> What to work on: The listing below should be printed exactly, every line of it. Skip the pictures.

> Supplied data:
----------------------------------------

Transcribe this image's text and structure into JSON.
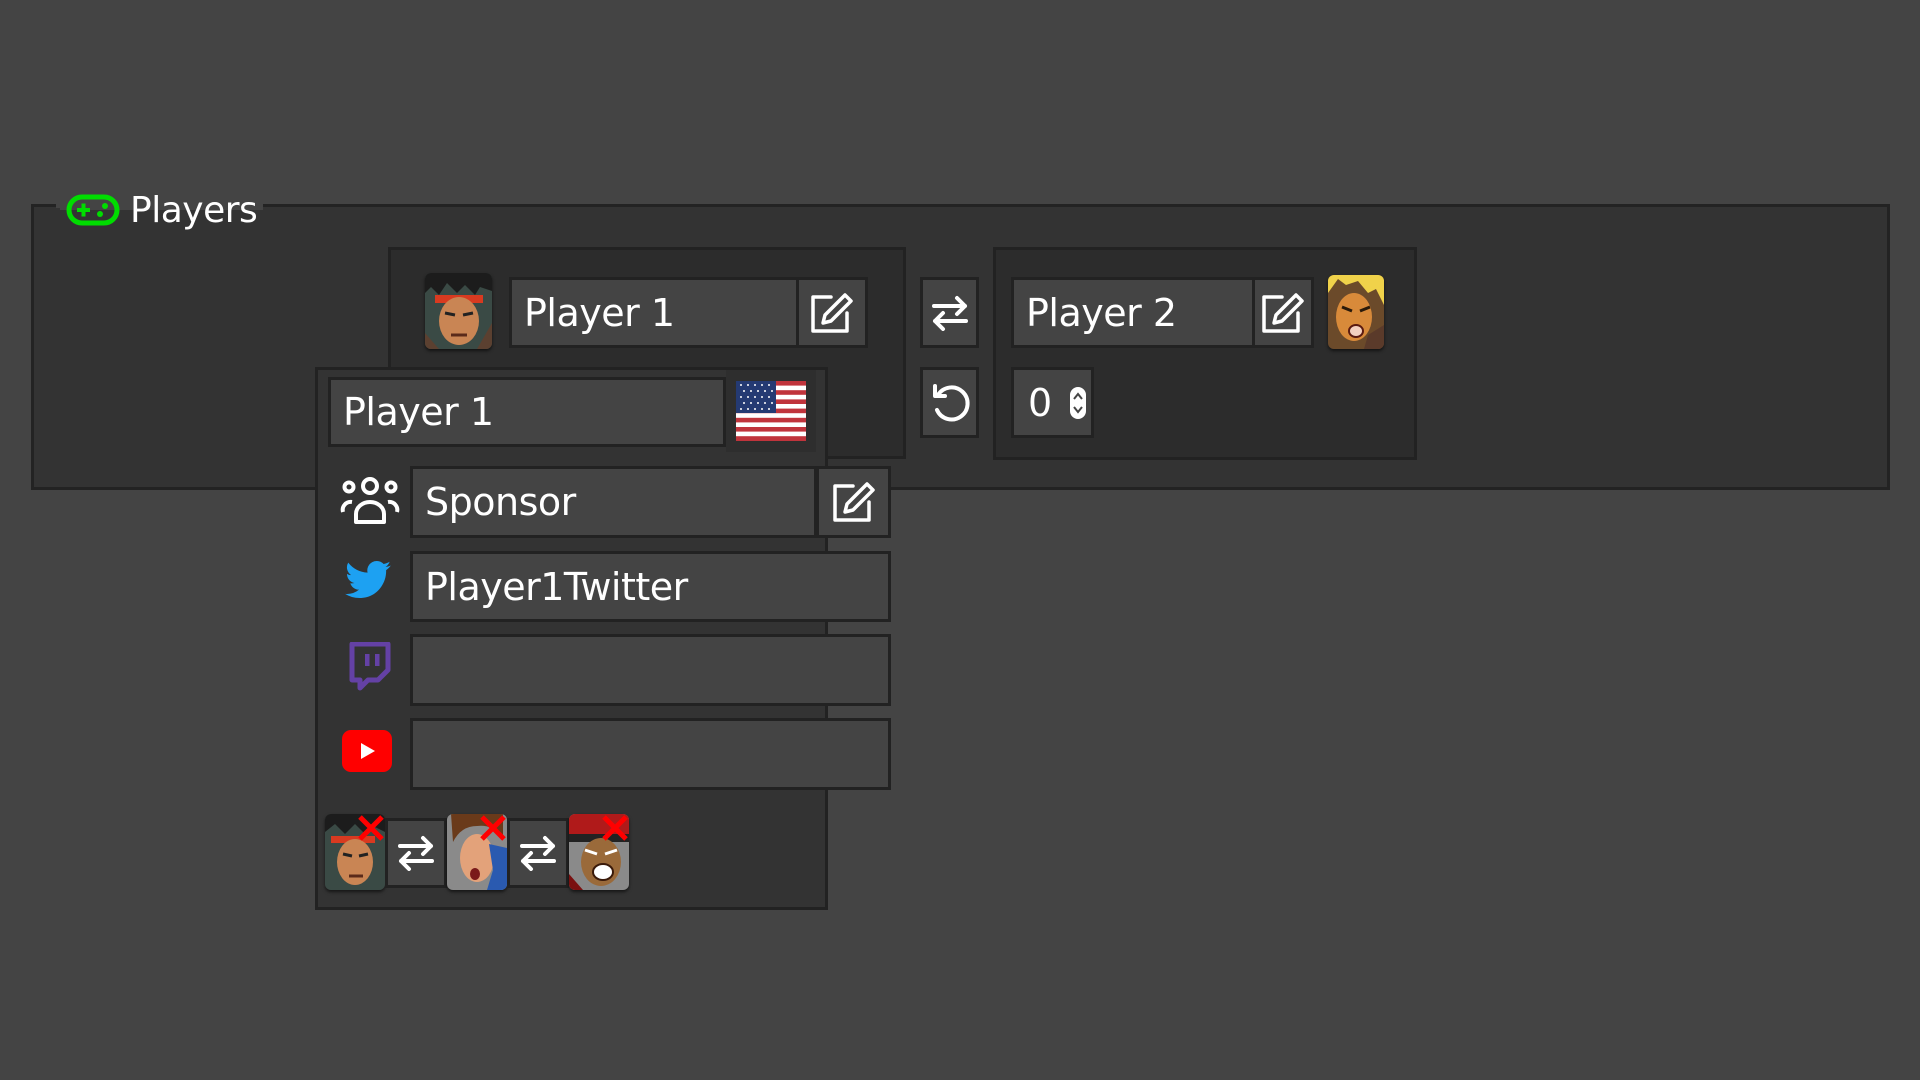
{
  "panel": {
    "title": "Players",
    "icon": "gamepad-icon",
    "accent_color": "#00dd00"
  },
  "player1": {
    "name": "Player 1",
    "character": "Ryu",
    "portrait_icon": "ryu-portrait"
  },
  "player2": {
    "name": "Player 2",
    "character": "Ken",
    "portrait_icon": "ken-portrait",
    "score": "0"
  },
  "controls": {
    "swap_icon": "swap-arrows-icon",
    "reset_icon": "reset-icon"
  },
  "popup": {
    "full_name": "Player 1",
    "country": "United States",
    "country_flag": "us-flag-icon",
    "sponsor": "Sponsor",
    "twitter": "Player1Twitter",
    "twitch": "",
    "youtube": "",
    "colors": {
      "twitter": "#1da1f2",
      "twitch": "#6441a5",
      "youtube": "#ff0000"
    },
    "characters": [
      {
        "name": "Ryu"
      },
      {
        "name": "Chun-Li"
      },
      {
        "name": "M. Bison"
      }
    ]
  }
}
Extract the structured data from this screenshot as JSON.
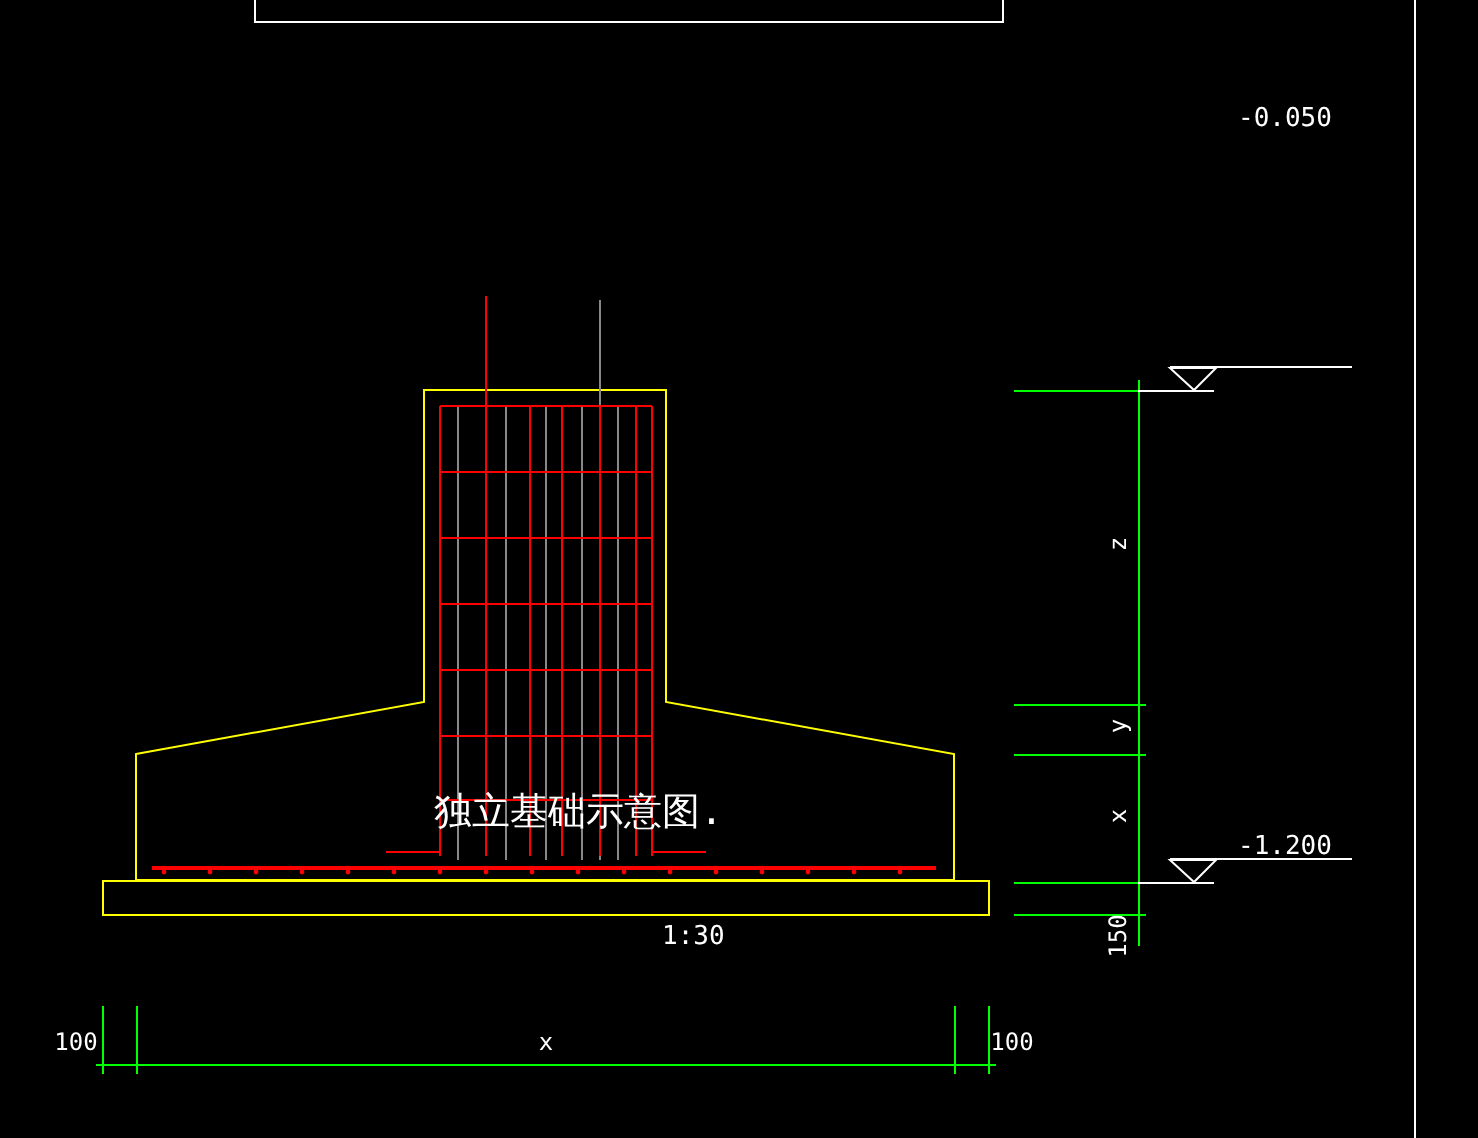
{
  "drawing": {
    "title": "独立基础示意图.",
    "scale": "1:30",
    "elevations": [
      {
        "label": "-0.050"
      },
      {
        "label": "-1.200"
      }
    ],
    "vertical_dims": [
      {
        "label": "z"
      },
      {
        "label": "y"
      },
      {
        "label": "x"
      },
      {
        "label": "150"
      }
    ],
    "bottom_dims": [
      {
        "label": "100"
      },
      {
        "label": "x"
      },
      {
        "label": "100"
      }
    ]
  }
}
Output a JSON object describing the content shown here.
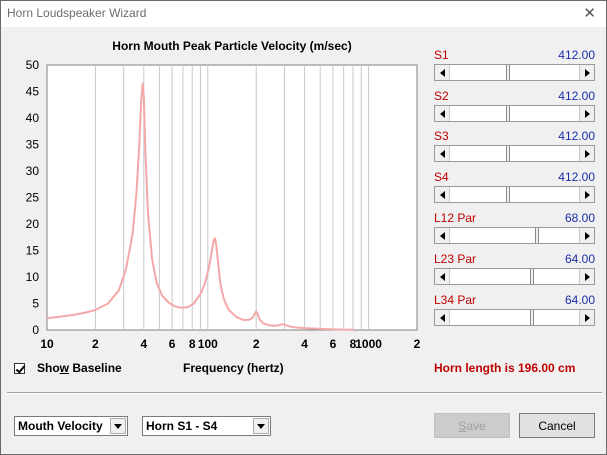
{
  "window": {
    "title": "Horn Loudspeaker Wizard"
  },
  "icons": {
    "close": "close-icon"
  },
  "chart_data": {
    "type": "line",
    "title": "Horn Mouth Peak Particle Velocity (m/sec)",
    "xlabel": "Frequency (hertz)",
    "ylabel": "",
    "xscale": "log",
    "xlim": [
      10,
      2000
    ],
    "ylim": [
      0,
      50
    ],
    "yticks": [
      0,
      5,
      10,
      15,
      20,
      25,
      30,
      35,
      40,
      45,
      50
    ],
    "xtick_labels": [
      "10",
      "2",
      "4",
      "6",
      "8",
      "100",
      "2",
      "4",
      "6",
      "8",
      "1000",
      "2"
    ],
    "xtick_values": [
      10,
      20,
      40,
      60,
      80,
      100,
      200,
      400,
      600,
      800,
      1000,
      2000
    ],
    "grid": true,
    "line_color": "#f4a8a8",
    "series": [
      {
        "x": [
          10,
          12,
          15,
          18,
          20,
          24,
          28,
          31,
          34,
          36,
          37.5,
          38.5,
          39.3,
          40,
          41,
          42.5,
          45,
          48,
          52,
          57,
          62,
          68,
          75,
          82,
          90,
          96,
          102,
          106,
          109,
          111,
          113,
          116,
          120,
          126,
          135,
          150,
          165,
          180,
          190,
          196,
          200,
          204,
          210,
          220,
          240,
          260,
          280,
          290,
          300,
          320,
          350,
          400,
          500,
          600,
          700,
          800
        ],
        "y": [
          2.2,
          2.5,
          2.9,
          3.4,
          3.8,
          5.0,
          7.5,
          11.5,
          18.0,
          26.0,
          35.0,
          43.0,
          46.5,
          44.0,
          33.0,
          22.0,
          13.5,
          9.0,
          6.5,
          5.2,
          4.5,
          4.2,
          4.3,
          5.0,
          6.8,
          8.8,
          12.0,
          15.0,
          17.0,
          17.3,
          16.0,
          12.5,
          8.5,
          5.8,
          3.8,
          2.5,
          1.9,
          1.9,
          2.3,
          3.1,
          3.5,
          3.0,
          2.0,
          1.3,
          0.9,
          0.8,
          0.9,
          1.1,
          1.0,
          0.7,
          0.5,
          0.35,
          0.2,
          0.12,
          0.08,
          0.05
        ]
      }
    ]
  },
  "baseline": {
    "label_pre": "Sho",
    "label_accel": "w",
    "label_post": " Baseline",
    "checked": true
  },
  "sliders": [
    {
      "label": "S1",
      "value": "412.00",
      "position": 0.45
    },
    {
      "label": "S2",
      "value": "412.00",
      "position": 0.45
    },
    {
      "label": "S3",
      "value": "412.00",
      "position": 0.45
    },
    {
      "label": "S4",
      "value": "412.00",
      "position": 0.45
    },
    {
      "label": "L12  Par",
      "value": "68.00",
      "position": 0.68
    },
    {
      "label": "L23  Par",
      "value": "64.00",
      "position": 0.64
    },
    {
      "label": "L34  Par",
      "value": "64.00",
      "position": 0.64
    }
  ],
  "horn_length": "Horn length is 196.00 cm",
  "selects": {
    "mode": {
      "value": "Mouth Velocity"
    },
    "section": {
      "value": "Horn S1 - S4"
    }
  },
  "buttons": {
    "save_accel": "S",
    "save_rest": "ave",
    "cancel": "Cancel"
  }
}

----------------------------------------

> Solution:
Transcribe this image's text and structure into JSON.
{
  "panel": {
    "title": "Players",
    "icon": "gamepad-icon",
    "accent_color": "#00dd00"
  },
  "player1": {
    "name": "Player 1",
    "character": "Ryu",
    "portrait_icon": "ryu-portrait"
  },
  "player2": {
    "name": "Player 2",
    "character": "Ken",
    "portrait_icon": "ken-portrait",
    "score": "0"
  },
  "controls": {
    "swap_icon": "swap-arrows-icon",
    "reset_icon": "reset-icon"
  },
  "popup": {
    "full_name": "Player 1",
    "country": "United States",
    "country_flag": "us-flag-icon",
    "sponsor": "Sponsor",
    "twitter": "Player1Twitter",
    "twitch": "",
    "youtube": "",
    "colors": {
      "twitter": "#1da1f2",
      "twitch": "#6441a5",
      "youtube": "#ff0000"
    },
    "characters": [
      {
        "name": "Ryu"
      },
      {
        "name": "Chun-Li"
      },
      {
        "name": "M. Bison"
      }
    ]
  }
}
Extract the structured data from this screenshot as JSON.
{
  "drawing": {
    "title": "独立基础示意图.",
    "scale": "1:30",
    "elevations": [
      {
        "label": "-0.050"
      },
      {
        "label": "-1.200"
      }
    ],
    "vertical_dims": [
      {
        "label": "z"
      },
      {
        "label": "y"
      },
      {
        "label": "x"
      },
      {
        "label": "150"
      }
    ],
    "bottom_dims": [
      {
        "label": "100"
      },
      {
        "label": "x"
      },
      {
        "label": "100"
      }
    ]
  }
}
Output a JSON object describing the content shown here.
{
  "window": {
    "title": "Horn Loudspeaker Wizard"
  },
  "icons": {
    "close": "close-icon"
  },
  "chart_data": {
    "type": "line",
    "title": "Horn Mouth Peak Particle Velocity (m/sec)",
    "xlabel": "Frequency (hertz)",
    "ylabel": "",
    "xscale": "log",
    "xlim": [
      10,
      2000
    ],
    "ylim": [
      0,
      50
    ],
    "yticks": [
      0,
      5,
      10,
      15,
      20,
      25,
      30,
      35,
      40,
      45,
      50
    ],
    "xtick_labels": [
      "10",
      "2",
      "4",
      "6",
      "8",
      "100",
      "2",
      "4",
      "6",
      "8",
      "1000",
      "2"
    ],
    "xtick_values": [
      10,
      20,
      40,
      60,
      80,
      100,
      200,
      400,
      600,
      800,
      1000,
      2000
    ],
    "grid": true,
    "line_color": "#f4a8a8",
    "series": [
      {
        "x": [
          10,
          12,
          15,
          18,
          20,
          24,
          28,
          31,
          34,
          36,
          37.5,
          38.5,
          39.3,
          40,
          41,
          42.5,
          45,
          48,
          52,
          57,
          62,
          68,
          75,
          82,
          90,
          96,
          102,
          106,
          109,
          111,
          113,
          116,
          120,
          126,
          135,
          150,
          165,
          180,
          190,
          196,
          200,
          204,
          210,
          220,
          240,
          260,
          280,
          290,
          300,
          320,
          350,
          400,
          500,
          600,
          700,
          800
        ],
        "y": [
          2.2,
          2.5,
          2.9,
          3.4,
          3.8,
          5.0,
          7.5,
          11.5,
          18.0,
          26.0,
          35.0,
          43.0,
          46.5,
          44.0,
          33.0,
          22.0,
          13.5,
          9.0,
          6.5,
          5.2,
          4.5,
          4.2,
          4.3,
          5.0,
          6.8,
          8.8,
          12.0,
          15.0,
          17.0,
          17.3,
          16.0,
          12.5,
          8.5,
          5.8,
          3.8,
          2.5,
          1.9,
          1.9,
          2.3,
          3.1,
          3.5,
          3.0,
          2.0,
          1.3,
          0.9,
          0.8,
          0.9,
          1.1,
          1.0,
          0.7,
          0.5,
          0.35,
          0.2,
          0.12,
          0.08,
          0.05
        ]
      }
    ]
  },
  "baseline": {
    "label_pre": "Sho",
    "label_accel": "w",
    "label_post": " Baseline",
    "checked": true
  },
  "sliders": [
    {
      "label": "S1",
      "value": "412.00",
      "position": 0.45
    },
    {
      "label": "S2",
      "value": "412.00",
      "position": 0.45
    },
    {
      "label": "S3",
      "value": "412.00",
      "position": 0.45
    },
    {
      "label": "S4",
      "value": "412.00",
      "position": 0.45
    },
    {
      "label": "L12  Par",
      "value": "68.00",
      "position": 0.68
    },
    {
      "label": "L23  Par",
      "value": "64.00",
      "position": 0.64
    },
    {
      "label": "L34  Par",
      "value": "64.00",
      "position": 0.64
    }
  ],
  "horn_length": "Horn length is 196.00 cm",
  "selects": {
    "mode": {
      "value": "Mouth Velocity"
    },
    "section": {
      "value": "Horn S1 - S4"
    }
  },
  "buttons": {
    "save_accel": "S",
    "save_rest": "ave",
    "cancel": "Cancel"
  }
}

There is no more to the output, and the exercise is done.